*To be done:* Keep the pictures out and restate every record exactly.

*Records for this exercise:*
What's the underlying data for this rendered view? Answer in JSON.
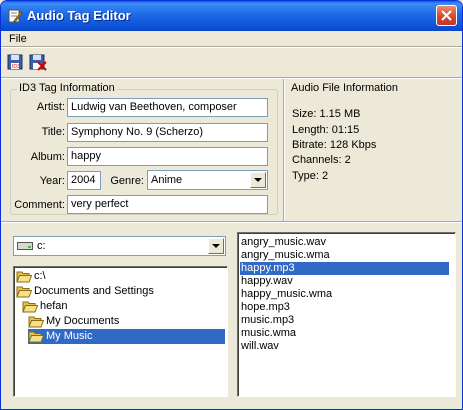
{
  "window": {
    "title": "Audio Tag Editor"
  },
  "menu": {
    "file": "File"
  },
  "toolbar": {
    "save_icon": "floppy-save-icon",
    "remove_icon": "tag-remove-icon"
  },
  "id3": {
    "group_label": "ID3 Tag Information",
    "artist_label": "Artist:",
    "artist": "Ludwig van Beethoven, composer",
    "title_label": "Title:",
    "title": "Symphony No. 9 (Scherzo)",
    "album_label": "Album:",
    "album": "happy",
    "year_label": "Year:",
    "year": "2004",
    "genre_label": "Genre:",
    "genre": "Anime",
    "comment_label": "Comment:",
    "comment": "very perfect"
  },
  "audio_info": {
    "group_label": "Audio File Information",
    "size": "Size:  1.15 MB",
    "length": "Length:  01:15",
    "bitrate": "Bitrate: 128 Kbps",
    "channels": "Channels:  2",
    "type": "Type:  2"
  },
  "drive": {
    "selected": "c:"
  },
  "directories": [
    "c:\\",
    "Documents and Settings",
    "hefan",
    "My Documents",
    "My Music"
  ],
  "selected_directory": "My Music",
  "files": [
    "angry_music.wav",
    "angry_music.wma",
    "happy.mp3",
    "happy.wav",
    "happy_music.wma",
    "hope.mp3",
    "music.mp3",
    "music.wma",
    "will.wav"
  ],
  "selected_file": "happy.mp3",
  "colors": {
    "title_bar": "#0b4fd6",
    "selection": "#316ac5",
    "window_bg": "#ece9d8"
  }
}
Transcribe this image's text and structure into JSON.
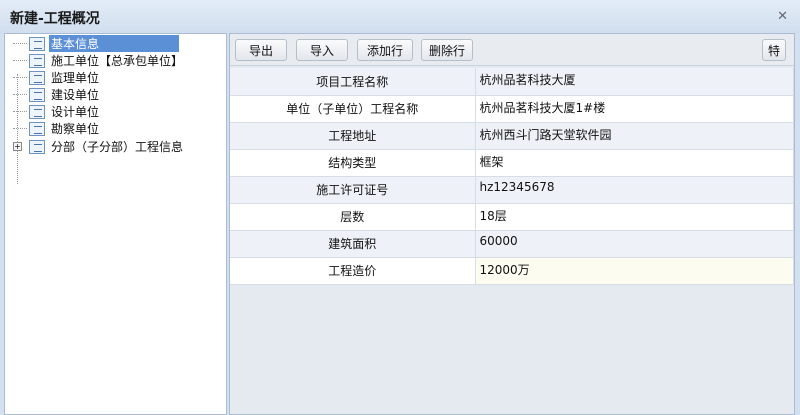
{
  "window": {
    "title": "新建-工程概况",
    "close_icon": "close-icon"
  },
  "tree": {
    "items": [
      {
        "label": "基本信息",
        "selected": true
      },
      {
        "label": "施工单位【总承包单位】"
      },
      {
        "label": "监理单位"
      },
      {
        "label": "建设单位"
      },
      {
        "label": "设计单位"
      },
      {
        "label": "勘察单位"
      },
      {
        "label": "分部（子分部）工程信息",
        "expandable": true
      }
    ],
    "expand_symbol": "+"
  },
  "toolbar": {
    "export": "导出",
    "import": "导入",
    "add_row": "添加行",
    "delete_row": "删除行",
    "special": "特"
  },
  "table": {
    "rows": [
      {
        "key": "项目工程名称",
        "value": "杭州品茗科技大厦"
      },
      {
        "key": "单位（子单位）工程名称",
        "value": "杭州品茗科技大厦1#楼"
      },
      {
        "key": "工程地址",
        "value": "杭州西斗门路天堂软件园"
      },
      {
        "key": "结构类型",
        "value": "框架"
      },
      {
        "key": "施工许可证号",
        "value": "hz12345678"
      },
      {
        "key": "层数",
        "value": "18层"
      },
      {
        "key": "建筑面积",
        "value": "60000"
      },
      {
        "key": "工程造价",
        "value": "12000万"
      }
    ]
  }
}
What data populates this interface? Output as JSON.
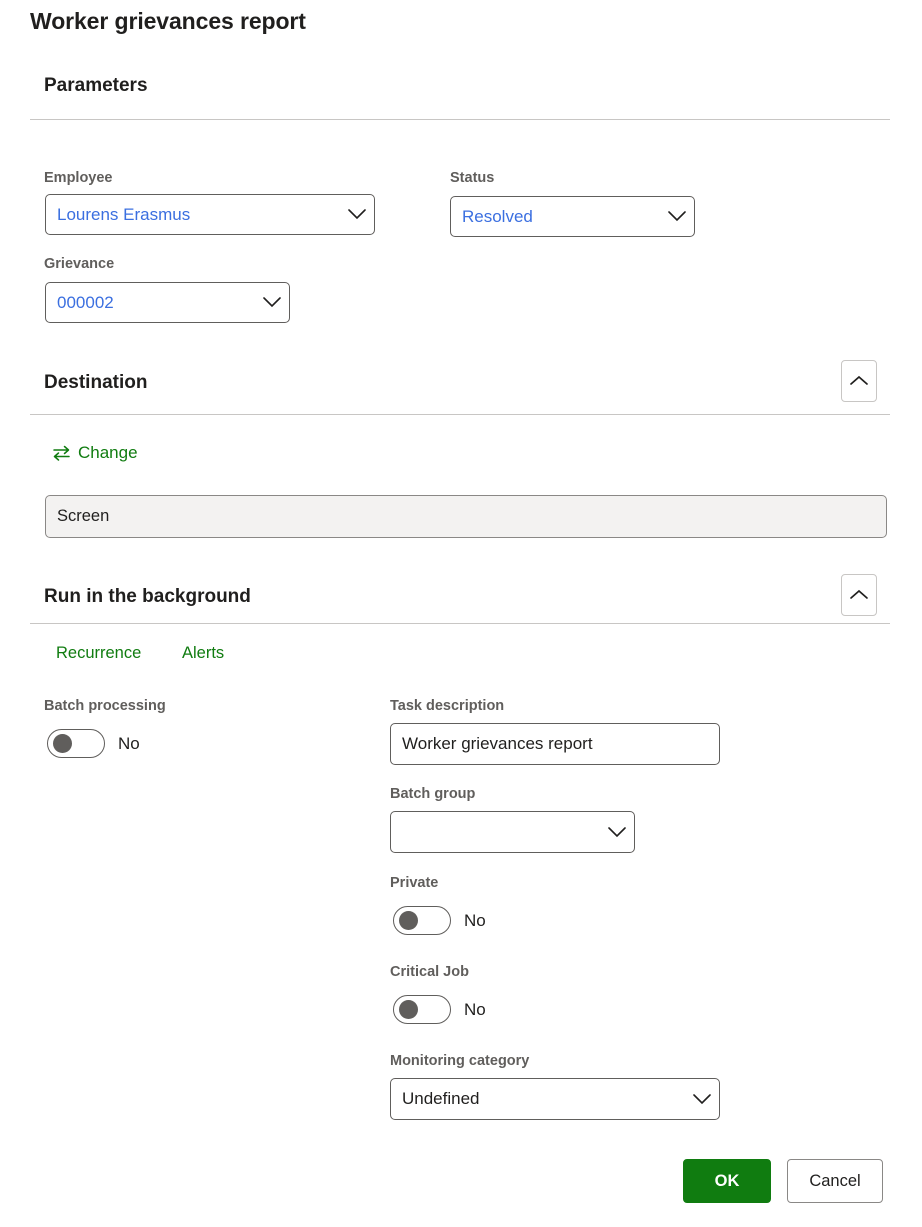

*Task output:*
What's the underlying data for this rendered view? Answer in JSON.
{
  "window": {
    "title": "Audio Tag Editor"
  },
  "menu": {
    "file": "File"
  },
  "toolbar": {
    "save_icon": "floppy-save-icon",
    "remove_icon": "tag-remove-icon"
  },
  "id3": {
    "group_label": "ID3 Tag Information",
    "artist_label": "Artist:",
    "artist": "Ludwig van Beethoven, composer",
    "title_label": "Title:",
    "title": "Symphony No. 9 (Scherzo)",
    "album_label": "Album:",
    "album": "happy",
    "year_label": "Year:",
    "year": "2004",
    "genre_label": "Genre:",
    "genre": "Anime",
    "comment_label": "Comment:",
    "comment": "very perfect"
  },
  "audio_info": {
    "group_label": "Audio File Information",
    "size": "Size:  1.15 MB",
    "length": "Length:  01:15",
    "bitrate": "Bitrate: 128 Kbps",
    "channels": "Channels:  2",
    "type": "Type:  2"
  },
  "drive": {
    "selected": "c:"
  },
  "directories": [
    "c:\\",
    "Documents and Settings",
    "hefan",
    "My Documents",
    "My Music"
  ],
  "selected_directory": "My Music",
  "files": [
    "angry_music.wav",
    "angry_music.wma",
    "happy.mp3",
    "happy.wav",
    "happy_music.wma",
    "hope.mp3",
    "music.mp3",
    "music.wma",
    "will.wav"
  ],
  "selected_file": "happy.mp3",
  "colors": {
    "title_bar": "#0b4fd6",
    "selection": "#316ac5",
    "window_bg": "#ece9d8"
  }
}
Transcribe this image's text and structure into JSON.
{
  "window": {
    "title": "新建-工程概况",
    "close_icon": "close-icon"
  },
  "tree": {
    "items": [
      {
        "label": "基本信息",
        "selected": true
      },
      {
        "label": "施工单位【总承包单位】"
      },
      {
        "label": "监理单位"
      },
      {
        "label": "建设单位"
      },
      {
        "label": "设计单位"
      },
      {
        "label": "勘察单位"
      },
      {
        "label": "分部（子分部）工程信息",
        "expandable": true
      }
    ],
    "expand_symbol": "+"
  },
  "toolbar": {
    "export": "导出",
    "import": "导入",
    "add_row": "添加行",
    "delete_row": "删除行",
    "special": "特"
  },
  "table": {
    "rows": [
      {
        "key": "项目工程名称",
        "value": "杭州品茗科技大厦"
      },
      {
        "key": "单位（子单位）工程名称",
        "value": "杭州品茗科技大厦1#楼"
      },
      {
        "key": "工程地址",
        "value": "杭州西斗门路天堂软件园"
      },
      {
        "key": "结构类型",
        "value": "框架"
      },
      {
        "key": "施工许可证号",
        "value": "hz12345678"
      },
      {
        "key": "层数",
        "value": "18层"
      },
      {
        "key": "建筑面积",
        "value": "60000"
      },
      {
        "key": "工程造价",
        "value": "12000万"
      }
    ]
  }
}
What data populates this interface? Output as JSON.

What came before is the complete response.